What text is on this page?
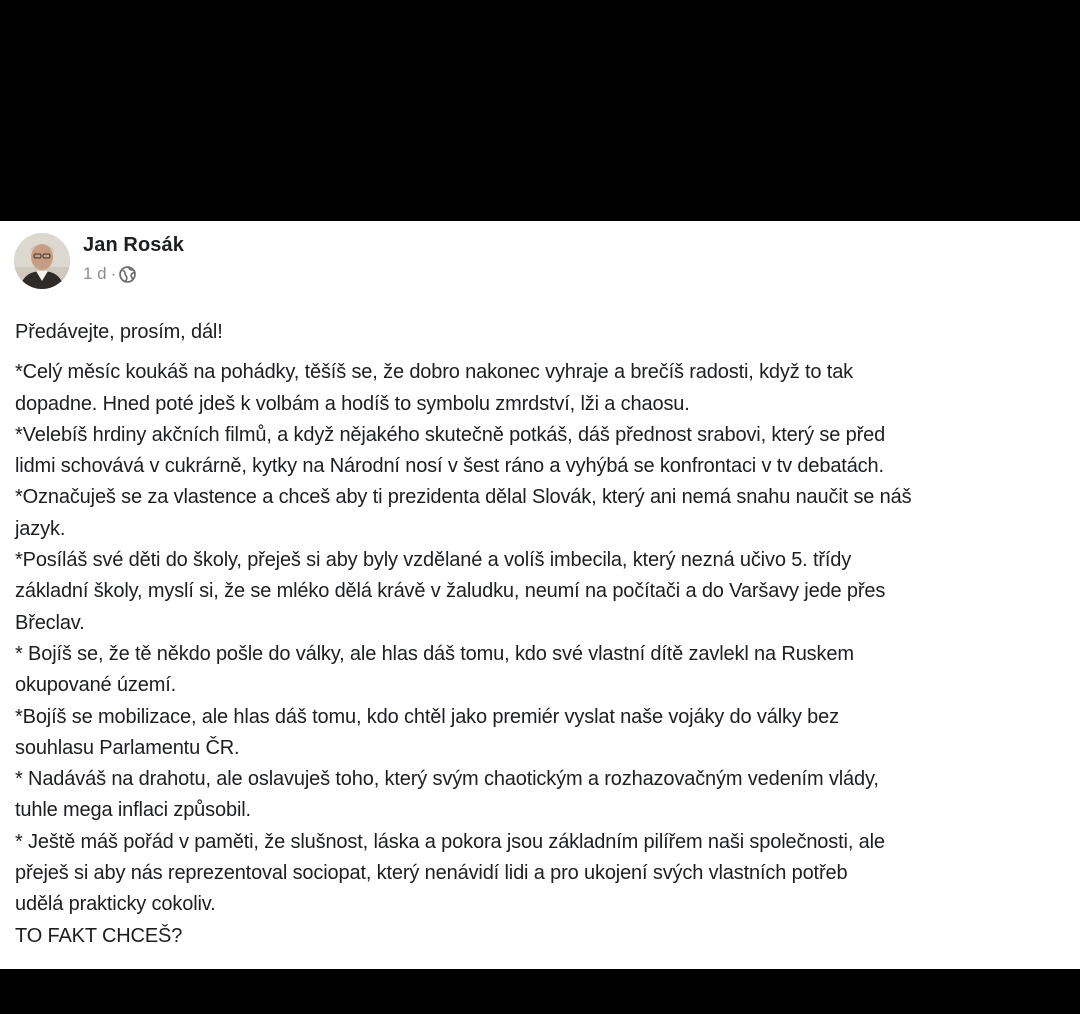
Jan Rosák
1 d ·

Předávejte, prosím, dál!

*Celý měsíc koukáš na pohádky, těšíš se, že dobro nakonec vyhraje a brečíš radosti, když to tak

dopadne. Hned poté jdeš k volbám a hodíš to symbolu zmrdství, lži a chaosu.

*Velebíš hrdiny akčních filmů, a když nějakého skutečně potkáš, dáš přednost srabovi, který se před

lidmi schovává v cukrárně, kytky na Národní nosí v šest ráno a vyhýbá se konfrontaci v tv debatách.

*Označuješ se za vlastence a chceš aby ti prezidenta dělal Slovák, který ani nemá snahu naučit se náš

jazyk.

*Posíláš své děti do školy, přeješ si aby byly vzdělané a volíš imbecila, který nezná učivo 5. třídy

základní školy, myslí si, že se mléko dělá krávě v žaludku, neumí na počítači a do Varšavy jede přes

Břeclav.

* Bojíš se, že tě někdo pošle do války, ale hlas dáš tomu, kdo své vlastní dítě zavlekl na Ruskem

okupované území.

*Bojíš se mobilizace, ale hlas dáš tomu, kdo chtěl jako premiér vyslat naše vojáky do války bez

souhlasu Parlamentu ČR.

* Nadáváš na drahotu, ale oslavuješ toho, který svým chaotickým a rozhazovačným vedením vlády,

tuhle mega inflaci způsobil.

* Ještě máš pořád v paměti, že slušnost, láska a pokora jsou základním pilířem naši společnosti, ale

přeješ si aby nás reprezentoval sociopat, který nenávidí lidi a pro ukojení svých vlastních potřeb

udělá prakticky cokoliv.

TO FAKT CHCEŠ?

============================================================

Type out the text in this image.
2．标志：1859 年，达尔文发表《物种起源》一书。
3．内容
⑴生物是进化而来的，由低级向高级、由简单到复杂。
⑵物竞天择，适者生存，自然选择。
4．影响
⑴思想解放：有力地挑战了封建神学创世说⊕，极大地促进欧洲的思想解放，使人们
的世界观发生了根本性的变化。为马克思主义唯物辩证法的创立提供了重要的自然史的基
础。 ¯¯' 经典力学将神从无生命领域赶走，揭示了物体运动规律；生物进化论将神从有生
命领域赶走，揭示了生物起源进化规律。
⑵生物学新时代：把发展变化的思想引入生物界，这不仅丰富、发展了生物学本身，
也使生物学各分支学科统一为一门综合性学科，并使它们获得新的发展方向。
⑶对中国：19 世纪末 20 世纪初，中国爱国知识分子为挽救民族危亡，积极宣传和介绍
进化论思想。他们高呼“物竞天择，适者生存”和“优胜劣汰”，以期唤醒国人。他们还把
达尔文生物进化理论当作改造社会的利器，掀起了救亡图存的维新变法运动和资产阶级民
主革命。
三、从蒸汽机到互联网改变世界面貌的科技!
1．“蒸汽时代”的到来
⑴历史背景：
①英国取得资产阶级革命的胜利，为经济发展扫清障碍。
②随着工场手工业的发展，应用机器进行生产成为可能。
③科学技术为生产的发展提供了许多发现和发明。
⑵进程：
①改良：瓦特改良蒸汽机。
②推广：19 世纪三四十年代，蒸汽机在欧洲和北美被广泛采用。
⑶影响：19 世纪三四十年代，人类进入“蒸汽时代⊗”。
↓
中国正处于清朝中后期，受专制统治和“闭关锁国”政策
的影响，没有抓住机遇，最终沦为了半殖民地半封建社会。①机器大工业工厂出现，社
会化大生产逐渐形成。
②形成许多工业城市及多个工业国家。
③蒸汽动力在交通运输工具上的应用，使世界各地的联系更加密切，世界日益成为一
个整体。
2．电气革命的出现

============================================================

**Task details**:
Show every line from the listing above in which the string "přeješ" appears.

**Reply**:
*Posíláš své děti do školy, přeješ si aby byly vzdělané a volíš imbecila, který nezná učivo 5. třídy
přeješ si aby nás reprezentoval sociopat, který nenávidí lidi a pro ukojení svých vlastních potřeb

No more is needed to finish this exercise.